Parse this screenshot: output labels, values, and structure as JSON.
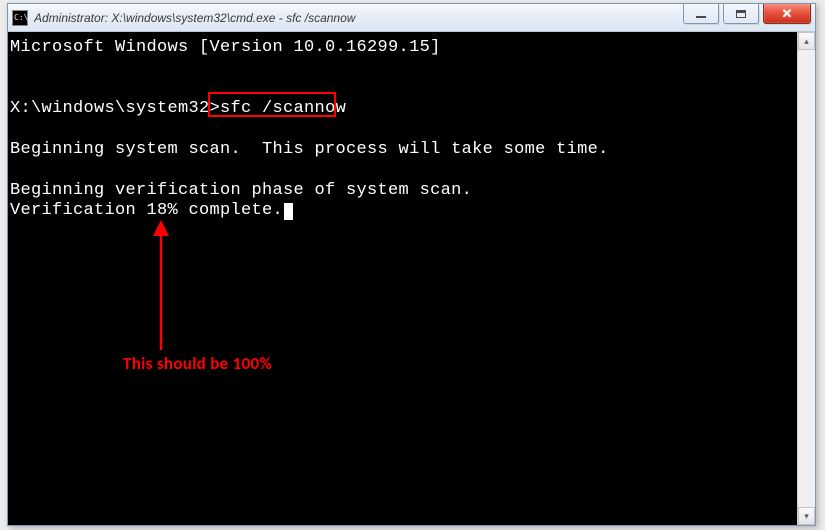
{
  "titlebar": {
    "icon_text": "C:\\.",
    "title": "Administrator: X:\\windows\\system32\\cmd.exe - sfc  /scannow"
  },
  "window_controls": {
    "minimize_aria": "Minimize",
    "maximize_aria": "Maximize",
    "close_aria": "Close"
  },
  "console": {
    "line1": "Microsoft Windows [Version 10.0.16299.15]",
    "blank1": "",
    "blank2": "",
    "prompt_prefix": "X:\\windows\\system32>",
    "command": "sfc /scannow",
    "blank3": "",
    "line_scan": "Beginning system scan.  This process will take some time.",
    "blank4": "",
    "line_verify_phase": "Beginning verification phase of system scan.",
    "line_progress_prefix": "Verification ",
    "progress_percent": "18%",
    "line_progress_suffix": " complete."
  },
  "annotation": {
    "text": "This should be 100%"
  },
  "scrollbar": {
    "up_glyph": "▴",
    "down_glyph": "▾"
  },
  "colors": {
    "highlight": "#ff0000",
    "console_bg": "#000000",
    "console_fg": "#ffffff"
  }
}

### What is needed
Repeat the data exactly in full, omitting its pictures.

### Answer below
Parse this screenshot: output labels, values, and structure as JSON.
{
  "titlebar": {
    "icon_text": "C:\\.",
    "title": "Administrator: X:\\windows\\system32\\cmd.exe - sfc  /scannow"
  },
  "window_controls": {
    "minimize_aria": "Minimize",
    "maximize_aria": "Maximize",
    "close_aria": "Close"
  },
  "console": {
    "line1": "Microsoft Windows [Version 10.0.16299.15]",
    "blank1": "",
    "blank2": "",
    "prompt_prefix": "X:\\windows\\system32>",
    "command": "sfc /scannow",
    "blank3": "",
    "line_scan": "Beginning system scan.  This process will take some time.",
    "blank4": "",
    "line_verify_phase": "Beginning verification phase of system scan.",
    "line_progress_prefix": "Verification ",
    "progress_percent": "18%",
    "line_progress_suffix": " complete."
  },
  "annotation": {
    "text": "This should be 100%"
  },
  "scrollbar": {
    "up_glyph": "▴",
    "down_glyph": "▾"
  },
  "colors": {
    "highlight": "#ff0000",
    "console_bg": "#000000",
    "console_fg": "#ffffff"
  }
}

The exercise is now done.